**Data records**

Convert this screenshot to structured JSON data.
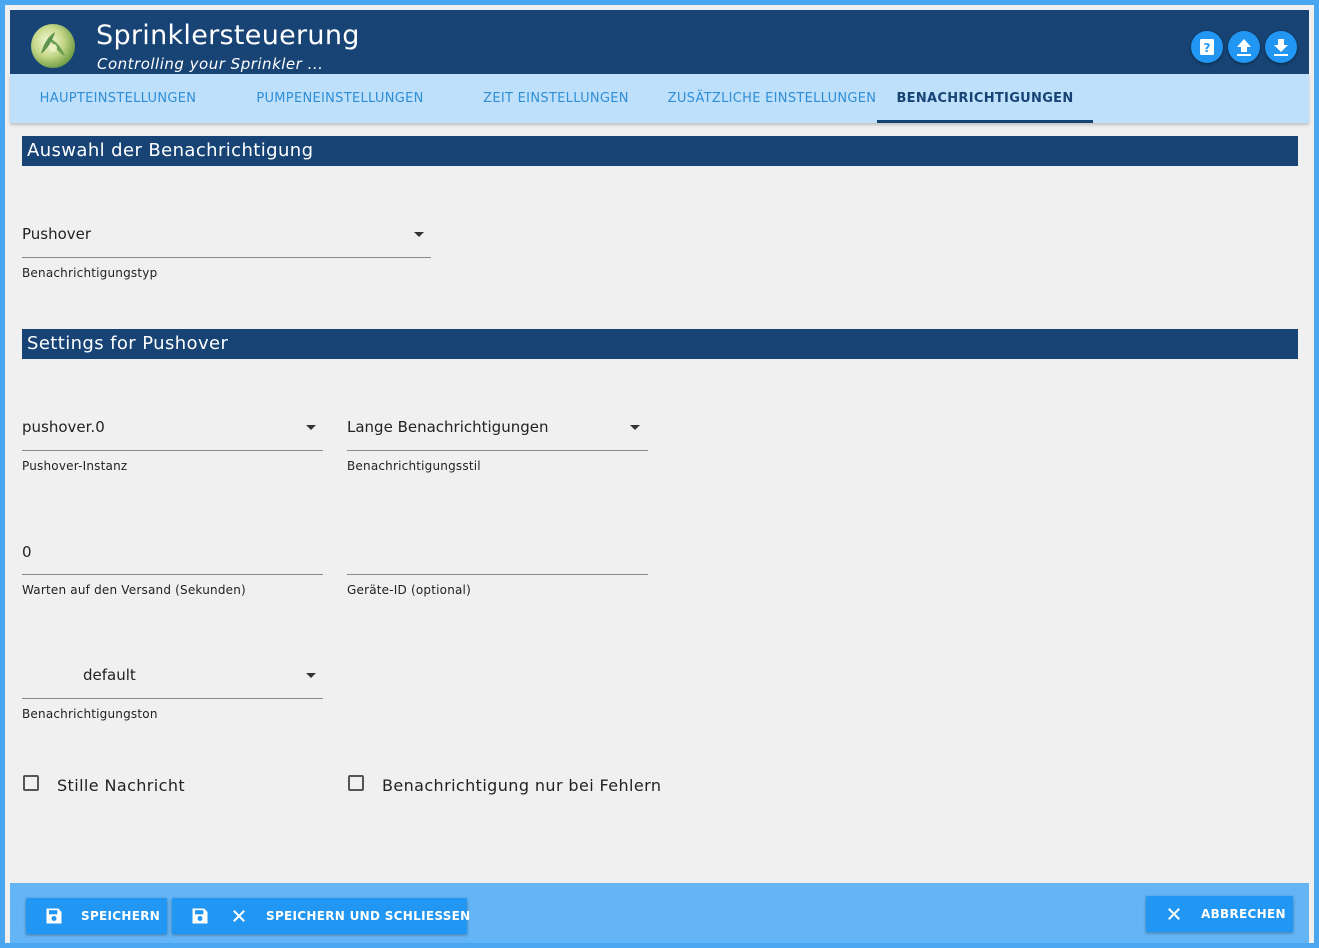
{
  "header": {
    "title": "Sprinklersteuerung",
    "subtitle": "Controlling your Sprinkler ...",
    "buttons": [
      {
        "icon": "help-book-icon"
      },
      {
        "icon": "upload-icon"
      },
      {
        "icon": "download-icon"
      }
    ]
  },
  "tabs": [
    {
      "label": "HAUPTEINSTELLUNGEN",
      "active": false
    },
    {
      "label": "PUMPENEINSTELLUNGEN",
      "active": false
    },
    {
      "label": "ZEIT EINSTELLUNGEN",
      "active": false
    },
    {
      "label": "ZUSÄTZLICHE EINSTELLUNGEN",
      "active": false
    },
    {
      "label": "BENACHRICHTIGUNGEN",
      "active": true
    }
  ],
  "section1": {
    "title": "Auswahl der Benachrichtigung",
    "notification_type": {
      "value": "Pushover",
      "label": "Benachrichtigungstyp"
    }
  },
  "section2": {
    "title": "Settings for Pushover",
    "instance": {
      "value": "pushover.0",
      "label": "Pushover-Instanz"
    },
    "style": {
      "value": "Lange Benachrichtigungen",
      "label": "Benachrichtigungsstil"
    },
    "wait": {
      "value": "0",
      "label": "Warten auf den Versand (Sekunden)"
    },
    "device_id": {
      "value": "",
      "label": "Geräte-ID (optional)"
    },
    "sound": {
      "value": "default",
      "label": "Benachrichtigungston"
    },
    "silent": {
      "label": "Stille Nachricht",
      "checked": false
    },
    "errors_only": {
      "label": "Benachrichtigung nur bei Fehlern",
      "checked": false
    }
  },
  "footer": {
    "save": "SPEICHERN",
    "save_close": "SPEICHERN UND SCHLIESSEN",
    "cancel": "ABBRECHEN"
  },
  "colors": {
    "primary": "#174475",
    "accent": "#2196f3",
    "tabbar": "#bfe0fb",
    "footer": "#64b5f6",
    "background": "#f0f0f0"
  }
}
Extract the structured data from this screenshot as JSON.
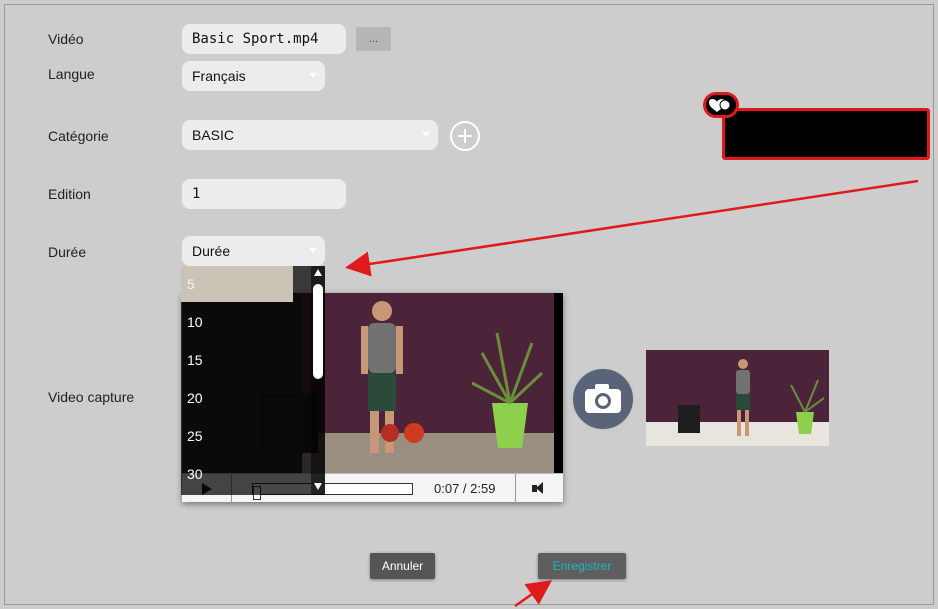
{
  "form": {
    "video": {
      "label": "Vidéo",
      "value": "Basic Sport.mp4",
      "browse_label": "..."
    },
    "langue": {
      "label": "Langue",
      "value": "Français"
    },
    "categorie": {
      "label": "Catégorie",
      "value": "BASIC"
    },
    "edition": {
      "label": "Edition",
      "value": "1"
    },
    "duree": {
      "label": "Durée",
      "value": "Durée",
      "options": [
        "5",
        "10",
        "15",
        "20",
        "25",
        "30"
      ],
      "highlighted_option": "5"
    },
    "video_capture": {
      "label": "Video capture"
    }
  },
  "player": {
    "current_time": "0:07",
    "duration": "2:59",
    "time_display": "0:07 / 2:59",
    "progress": 0.04
  },
  "buttons": {
    "cancel": "Annuler",
    "save": "Enregistrer"
  },
  "colors": {
    "background": "#cdcdcd",
    "save_text": "#19b8c4",
    "annotation": "#e0191b",
    "camera": "#5a6478"
  },
  "icons": {
    "add": "plus-circle-icon",
    "camera": "camera-icon",
    "play": "play-icon",
    "volume": "volume-icon"
  }
}
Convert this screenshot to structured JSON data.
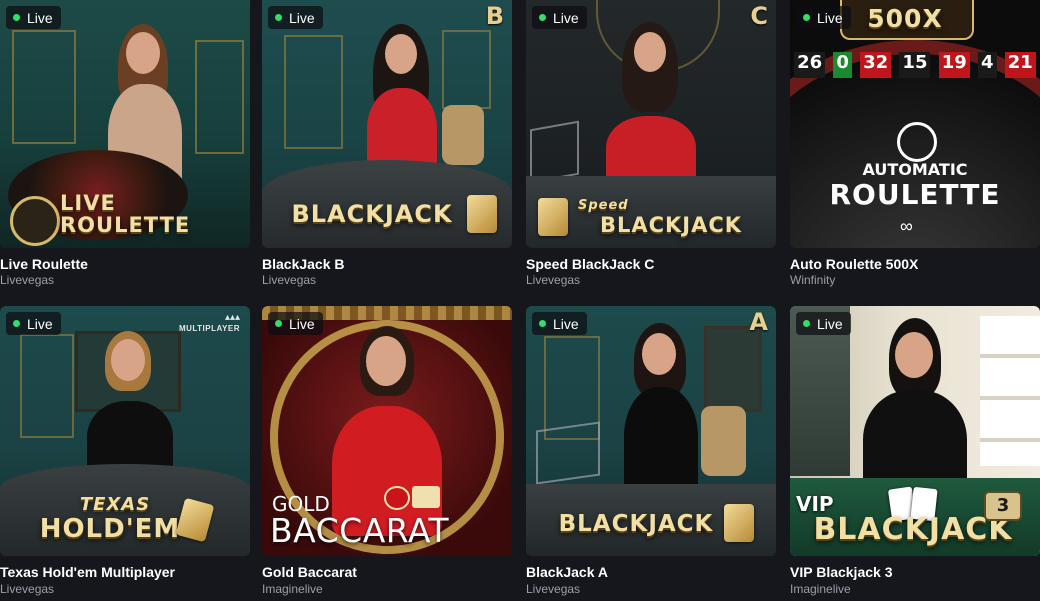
{
  "live_label": "Live",
  "games": [
    {
      "title": "Live Roulette",
      "provider": "Livevegas",
      "logo": "LIVE\nROULETTE",
      "letter": ""
    },
    {
      "title": "BlackJack B",
      "provider": "Livevegas",
      "logo": "BLACKJACK",
      "letter": "B"
    },
    {
      "title": "Speed BlackJack C",
      "provider": "Livevegas",
      "logo": "BLACKJACK",
      "logo_small": "Speed",
      "letter": "C"
    },
    {
      "title": "Auto Roulette 500X",
      "provider": "Winfinity",
      "logo_top": "AUTOMATIC",
      "logo": "ROULETTE",
      "badge": "500X",
      "wheel_numbers": [
        "26",
        "0",
        "32",
        "15",
        "19",
        "4",
        "21"
      ]
    },
    {
      "title": "Texas Hold'em Multiplayer",
      "provider": "Livevegas",
      "logo_top": "TEXAS",
      "logo": "HOLD'EM",
      "tag": "MULTIPLAYER"
    },
    {
      "title": "Gold Baccarat",
      "provider": "Imaginelive",
      "logo_top": "GOLD",
      "logo": "BACCARAT"
    },
    {
      "title": "BlackJack A",
      "provider": "Livevegas",
      "logo": "BLACKJACK",
      "letter": "A"
    },
    {
      "title": "VIP Blackjack 3",
      "provider": "Imaginelive",
      "logo_top": "VIP",
      "logo": "BLACKJACK",
      "letter": "3"
    }
  ],
  "colors": {
    "background": "#15171c",
    "live_dot": "#2fe06a",
    "gold_text": "#f2dfa3",
    "provider_text": "#9aa0a8"
  }
}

**THE EXERCISE**
From the material above, reproduce everything verbatim except the pictures.

**EXERCISE ANSWER**
Convert this screenshot to structured JSON data.
{
  "header": {
    "title": "Sprinklersteuerung",
    "subtitle": "Controlling your Sprinkler ...",
    "buttons": [
      {
        "icon": "help-book-icon"
      },
      {
        "icon": "upload-icon"
      },
      {
        "icon": "download-icon"
      }
    ]
  },
  "tabs": [
    {
      "label": "HAUPTEINSTELLUNGEN",
      "active": false
    },
    {
      "label": "PUMPENEINSTELLUNGEN",
      "active": false
    },
    {
      "label": "ZEIT EINSTELLUNGEN",
      "active": false
    },
    {
      "label": "ZUSÄTZLICHE EINSTELLUNGEN",
      "active": false
    },
    {
      "label": "BENACHRICHTIGUNGEN",
      "active": true
    }
  ],
  "section1": {
    "title": "Auswahl der Benachrichtigung",
    "notification_type": {
      "value": "Pushover",
      "label": "Benachrichtigungstyp"
    }
  },
  "section2": {
    "title": "Settings for Pushover",
    "instance": {
      "value": "pushover.0",
      "label": "Pushover-Instanz"
    },
    "style": {
      "value": "Lange Benachrichtigungen",
      "label": "Benachrichtigungsstil"
    },
    "wait": {
      "value": "0",
      "label": "Warten auf den Versand (Sekunden)"
    },
    "device_id": {
      "value": "",
      "label": "Geräte-ID (optional)"
    },
    "sound": {
      "value": "default",
      "label": "Benachrichtigungston"
    },
    "silent": {
      "label": "Stille Nachricht",
      "checked": false
    },
    "errors_only": {
      "label": "Benachrichtigung nur bei Fehlern",
      "checked": false
    }
  },
  "footer": {
    "save": "SPEICHERN",
    "save_close": "SPEICHERN UND SCHLIESSEN",
    "cancel": "ABBRECHEN"
  },
  "colors": {
    "primary": "#174475",
    "accent": "#2196f3",
    "tabbar": "#bfe0fb",
    "footer": "#64b5f6",
    "background": "#f0f0f0"
  }
}
Extract the structured data from this screenshot as JSON.
{
  "form": {
    "video": {
      "label": "Vidéo",
      "value": "Basic Sport.mp4",
      "browse_label": "..."
    },
    "langue": {
      "label": "Langue",
      "value": "Français"
    },
    "categorie": {
      "label": "Catégorie",
      "value": "BASIC"
    },
    "edition": {
      "label": "Edition",
      "value": "1"
    },
    "duree": {
      "label": "Durée",
      "value": "Durée",
      "options": [
        "5",
        "10",
        "15",
        "20",
        "25",
        "30"
      ],
      "highlighted_option": "5"
    },
    "video_capture": {
      "label": "Video capture"
    }
  },
  "player": {
    "current_time": "0:07",
    "duration": "2:59",
    "time_display": "0:07 / 2:59",
    "progress": 0.04
  },
  "buttons": {
    "cancel": "Annuler",
    "save": "Enregistrer"
  },
  "colors": {
    "background": "#cdcdcd",
    "save_text": "#19b8c4",
    "annotation": "#e0191b",
    "camera": "#5a6478"
  },
  "icons": {
    "add": "plus-circle-icon",
    "camera": "camera-icon",
    "play": "play-icon",
    "volume": "volume-icon"
  }
}
Convert this screenshot to structured JSON data.
{
  "live_label": "Live",
  "games": [
    {
      "title": "Live Roulette",
      "provider": "Livevegas",
      "logo": "LIVE\nROULETTE",
      "letter": ""
    },
    {
      "title": "BlackJack B",
      "provider": "Livevegas",
      "logo": "BLACKJACK",
      "letter": "B"
    },
    {
      "title": "Speed BlackJack C",
      "provider": "Livevegas",
      "logo": "BLACKJACK",
      "logo_small": "Speed",
      "letter": "C"
    },
    {
      "title": "Auto Roulette 500X",
      "provider": "Winfinity",
      "logo_top": "AUTOMATIC",
      "logo": "ROULETTE",
      "badge": "500X",
      "wheel_numbers": [
        "26",
        "0",
        "32",
        "15",
        "19",
        "4",
        "21"
      ]
    },
    {
      "title": "Texas Hold'em Multiplayer",
      "provider": "Livevegas",
      "logo_top": "TEXAS",
      "logo": "HOLD'EM",
      "tag": "MULTIPLAYER"
    },
    {
      "title": "Gold Baccarat",
      "provider": "Imaginelive",
      "logo_top": "GOLD",
      "logo": "BACCARAT"
    },
    {
      "title": "BlackJack A",
      "provider": "Livevegas",
      "logo": "BLACKJACK",
      "letter": "A"
    },
    {
      "title": "VIP Blackjack 3",
      "provider": "Imaginelive",
      "logo_top": "VIP",
      "logo": "BLACKJACK",
      "letter": "3"
    }
  ],
  "colors": {
    "background": "#15171c",
    "live_dot": "#2fe06a",
    "gold_text": "#f2dfa3",
    "provider_text": "#9aa0a8"
  }
}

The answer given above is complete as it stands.